PROMPT.
Each entry below is to be extracted exactly.

ENTRIES SUPPLIED.
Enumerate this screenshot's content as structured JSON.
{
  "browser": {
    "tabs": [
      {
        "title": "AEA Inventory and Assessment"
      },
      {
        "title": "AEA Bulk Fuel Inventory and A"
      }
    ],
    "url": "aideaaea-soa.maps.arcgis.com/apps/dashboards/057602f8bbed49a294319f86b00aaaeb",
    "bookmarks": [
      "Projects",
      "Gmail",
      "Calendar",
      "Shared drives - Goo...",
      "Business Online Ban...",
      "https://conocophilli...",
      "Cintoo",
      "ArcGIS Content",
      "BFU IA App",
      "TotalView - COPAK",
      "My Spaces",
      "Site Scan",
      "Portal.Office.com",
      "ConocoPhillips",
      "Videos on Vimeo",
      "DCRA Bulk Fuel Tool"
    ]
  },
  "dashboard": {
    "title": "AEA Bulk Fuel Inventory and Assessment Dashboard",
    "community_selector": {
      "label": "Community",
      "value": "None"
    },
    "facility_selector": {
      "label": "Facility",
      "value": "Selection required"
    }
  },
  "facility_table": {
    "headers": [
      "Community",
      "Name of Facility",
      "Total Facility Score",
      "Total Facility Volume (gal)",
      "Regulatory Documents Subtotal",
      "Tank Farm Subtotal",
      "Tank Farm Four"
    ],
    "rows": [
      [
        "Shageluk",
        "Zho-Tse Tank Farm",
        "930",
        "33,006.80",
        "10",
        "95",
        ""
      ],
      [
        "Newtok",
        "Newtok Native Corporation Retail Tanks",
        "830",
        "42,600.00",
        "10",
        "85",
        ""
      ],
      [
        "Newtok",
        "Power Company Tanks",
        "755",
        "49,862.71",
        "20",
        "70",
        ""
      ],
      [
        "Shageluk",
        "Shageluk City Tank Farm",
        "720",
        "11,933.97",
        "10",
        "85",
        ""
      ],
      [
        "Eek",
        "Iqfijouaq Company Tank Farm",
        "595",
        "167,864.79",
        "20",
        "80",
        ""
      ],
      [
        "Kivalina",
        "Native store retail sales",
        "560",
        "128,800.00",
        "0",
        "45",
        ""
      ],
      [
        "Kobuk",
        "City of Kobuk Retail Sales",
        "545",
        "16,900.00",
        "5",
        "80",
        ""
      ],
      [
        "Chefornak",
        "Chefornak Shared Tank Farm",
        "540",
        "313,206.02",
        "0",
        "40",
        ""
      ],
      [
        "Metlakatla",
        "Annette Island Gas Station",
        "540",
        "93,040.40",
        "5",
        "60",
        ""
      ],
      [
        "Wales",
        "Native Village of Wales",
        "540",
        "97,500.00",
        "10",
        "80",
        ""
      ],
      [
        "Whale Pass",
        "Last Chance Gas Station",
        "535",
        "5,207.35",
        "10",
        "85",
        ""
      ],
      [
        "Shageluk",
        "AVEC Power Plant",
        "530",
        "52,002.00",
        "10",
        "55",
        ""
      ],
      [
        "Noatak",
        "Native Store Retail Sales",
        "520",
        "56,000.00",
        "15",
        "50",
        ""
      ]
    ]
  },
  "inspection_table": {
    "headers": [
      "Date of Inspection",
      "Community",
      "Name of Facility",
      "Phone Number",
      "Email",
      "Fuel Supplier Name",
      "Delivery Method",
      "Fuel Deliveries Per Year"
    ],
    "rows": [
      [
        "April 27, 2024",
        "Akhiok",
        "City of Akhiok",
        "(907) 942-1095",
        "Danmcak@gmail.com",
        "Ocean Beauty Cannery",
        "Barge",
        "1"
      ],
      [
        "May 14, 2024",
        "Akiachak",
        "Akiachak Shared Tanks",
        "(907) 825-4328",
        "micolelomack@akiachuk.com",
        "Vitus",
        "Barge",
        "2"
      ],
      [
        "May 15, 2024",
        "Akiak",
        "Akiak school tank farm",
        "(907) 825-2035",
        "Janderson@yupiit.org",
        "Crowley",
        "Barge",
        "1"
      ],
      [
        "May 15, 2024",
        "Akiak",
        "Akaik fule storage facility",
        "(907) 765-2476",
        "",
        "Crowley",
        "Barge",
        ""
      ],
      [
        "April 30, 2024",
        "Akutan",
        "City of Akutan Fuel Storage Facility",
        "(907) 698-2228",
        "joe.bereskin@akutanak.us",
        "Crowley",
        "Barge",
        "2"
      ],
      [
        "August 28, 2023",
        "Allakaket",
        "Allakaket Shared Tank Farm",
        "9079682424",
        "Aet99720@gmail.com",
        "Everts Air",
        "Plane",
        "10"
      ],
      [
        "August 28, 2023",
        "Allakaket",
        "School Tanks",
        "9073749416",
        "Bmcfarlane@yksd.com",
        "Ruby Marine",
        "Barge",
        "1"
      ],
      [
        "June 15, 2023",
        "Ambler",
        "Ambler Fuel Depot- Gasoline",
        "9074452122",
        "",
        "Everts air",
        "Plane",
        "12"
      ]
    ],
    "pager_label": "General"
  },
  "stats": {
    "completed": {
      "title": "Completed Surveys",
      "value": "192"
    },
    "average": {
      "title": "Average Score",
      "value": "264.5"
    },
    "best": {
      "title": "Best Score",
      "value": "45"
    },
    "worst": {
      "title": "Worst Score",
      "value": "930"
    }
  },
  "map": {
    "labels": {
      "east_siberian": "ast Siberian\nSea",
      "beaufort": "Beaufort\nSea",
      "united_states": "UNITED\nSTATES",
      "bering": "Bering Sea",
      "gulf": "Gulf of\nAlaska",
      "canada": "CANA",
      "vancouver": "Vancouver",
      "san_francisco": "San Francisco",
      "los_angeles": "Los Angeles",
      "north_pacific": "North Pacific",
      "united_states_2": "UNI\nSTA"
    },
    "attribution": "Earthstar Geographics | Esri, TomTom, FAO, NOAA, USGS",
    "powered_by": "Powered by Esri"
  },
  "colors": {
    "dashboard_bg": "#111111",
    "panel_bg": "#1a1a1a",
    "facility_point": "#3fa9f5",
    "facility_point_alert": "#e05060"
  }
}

WRITTEN SOLUTION.
Enumerate this screenshot's content as structured JSON.
{
  "browser": {
    "tabs": [
      {
        "title": "AEA Inventory and Assessment"
      },
      {
        "title": "AEA Bulk Fuel Inventory and A"
      }
    ],
    "url": "aideaaea-soa.maps.arcgis.com/apps/dashboards/057602f8bbed49a294319f86b00aaaeb",
    "bookmarks": [
      "Projects",
      "Gmail",
      "Calendar",
      "Shared drives - Goo...",
      "Business Online Ban...",
      "https://conocophilli...",
      "Cintoo",
      "ArcGIS Content",
      "BFU IA App",
      "TotalView - COPAK",
      "My Spaces",
      "Site Scan",
      "Portal.Office.com",
      "ConocoPhillips",
      "Videos on Vimeo",
      "DCRA Bulk Fuel Tool"
    ]
  },
  "dashboard": {
    "title": "AEA Bulk Fuel Inventory and Assessment Dashboard",
    "community_selector": {
      "label": "Community",
      "value": "None"
    },
    "facility_selector": {
      "label": "Facility",
      "value": "Selection required"
    }
  },
  "facility_table": {
    "headers": [
      "Community",
      "Name of Facility",
      "Total Facility Score",
      "Total Facility Volume (gal)",
      "Regulatory Documents Subtotal",
      "Tank Farm Subtotal",
      "Tank Farm Four"
    ],
    "rows": [
      [
        "Shageluk",
        "Zho-Tse Tank Farm",
        "930",
        "33,006.80",
        "10",
        "95",
        ""
      ],
      [
        "Newtok",
        "Newtok Native Corporation Retail Tanks",
        "830",
        "42,600.00",
        "10",
        "85",
        ""
      ],
      [
        "Newtok",
        "Power Company Tanks",
        "755",
        "49,862.71",
        "20",
        "70",
        ""
      ],
      [
        "Shageluk",
        "Shageluk City Tank Farm",
        "720",
        "11,933.97",
        "10",
        "85",
        ""
      ],
      [
        "Eek",
        "Iqfijouaq Company Tank Farm",
        "595",
        "167,864.79",
        "20",
        "80",
        ""
      ],
      [
        "Kivalina",
        "Native store retail sales",
        "560",
        "128,800.00",
        "0",
        "45",
        ""
      ],
      [
        "Kobuk",
        "City of Kobuk Retail Sales",
        "545",
        "16,900.00",
        "5",
        "80",
        ""
      ],
      [
        "Chefornak",
        "Chefornak Shared Tank Farm",
        "540",
        "313,206.02",
        "0",
        "40",
        ""
      ],
      [
        "Metlakatla",
        "Annette Island Gas Station",
        "540",
        "93,040.40",
        "5",
        "60",
        ""
      ],
      [
        "Wales",
        "Native Village of Wales",
        "540",
        "97,500.00",
        "10",
        "80",
        ""
      ],
      [
        "Whale Pass",
        "Last Chance Gas Station",
        "535",
        "5,207.35",
        "10",
        "85",
        ""
      ],
      [
        "Shageluk",
        "AVEC Power Plant",
        "530",
        "52,002.00",
        "10",
        "55",
        ""
      ],
      [
        "Noatak",
        "Native Store Retail Sales",
        "520",
        "56,000.00",
        "15",
        "50",
        ""
      ]
    ]
  },
  "inspection_table": {
    "headers": [
      "Date of Inspection",
      "Community",
      "Name of Facility",
      "Phone Number",
      "Email",
      "Fuel Supplier Name",
      "Delivery Method",
      "Fuel Deliveries Per Year"
    ],
    "rows": [
      [
        "April 27, 2024",
        "Akhiok",
        "City of Akhiok",
        "(907) 942-1095",
        "Danmcak@gmail.com",
        "Ocean Beauty Cannery",
        "Barge",
        "1"
      ],
      [
        "May 14, 2024",
        "Akiachak",
        "Akiachak Shared Tanks",
        "(907) 825-4328",
        "micolelomack@akiachuk.com",
        "Vitus",
        "Barge",
        "2"
      ],
      [
        "May 15, 2024",
        "Akiak",
        "Akiak school tank farm",
        "(907) 825-2035",
        "Janderson@yupiit.org",
        "Crowley",
        "Barge",
        "1"
      ],
      [
        "May 15, 2024",
        "Akiak",
        "Akaik fule storage facility",
        "(907) 765-2476",
        "",
        "Crowley",
        "Barge",
        ""
      ],
      [
        "April 30, 2024",
        "Akutan",
        "City of Akutan Fuel Storage Facility",
        "(907) 698-2228",
        "joe.bereskin@akutanak.us",
        "Crowley",
        "Barge",
        "2"
      ],
      [
        "August 28, 2023",
        "Allakaket",
        "Allakaket Shared Tank Farm",
        "9079682424",
        "Aet99720@gmail.com",
        "Everts Air",
        "Plane",
        "10"
      ],
      [
        "August 28, 2023",
        "Allakaket",
        "School Tanks",
        "9073749416",
        "Bmcfarlane@yksd.com",
        "Ruby Marine",
        "Barge",
        "1"
      ],
      [
        "June 15, 2023",
        "Ambler",
        "Ambler Fuel Depot- Gasoline",
        "9074452122",
        "",
        "Everts air",
        "Plane",
        "12"
      ]
    ],
    "pager_label": "General"
  },
  "stats": {
    "completed": {
      "title": "Completed Surveys",
      "value": "192"
    },
    "average": {
      "title": "Average Score",
      "value": "264.5"
    },
    "best": {
      "title": "Best Score",
      "value": "45"
    },
    "worst": {
      "title": "Worst Score",
      "value": "930"
    }
  },
  "map": {
    "labels": {
      "east_siberian": "ast Siberian\nSea",
      "beaufort": "Beaufort\nSea",
      "united_states": "UNITED\nSTATES",
      "bering": "Bering Sea",
      "gulf": "Gulf of\nAlaska",
      "canada": "CANA",
      "vancouver": "Vancouver",
      "san_francisco": "San Francisco",
      "los_angeles": "Los Angeles",
      "north_pacific": "North Pacific",
      "united_states_2": "UNI\nSTA"
    },
    "attribution": "Earthstar Geographics | Esri, TomTom, FAO, NOAA, USGS",
    "powered_by": "Powered by Esri"
  },
  "colors": {
    "dashboard_bg": "#111111",
    "panel_bg": "#1a1a1a",
    "facility_point": "#3fa9f5",
    "facility_point_alert": "#e05060"
  }
}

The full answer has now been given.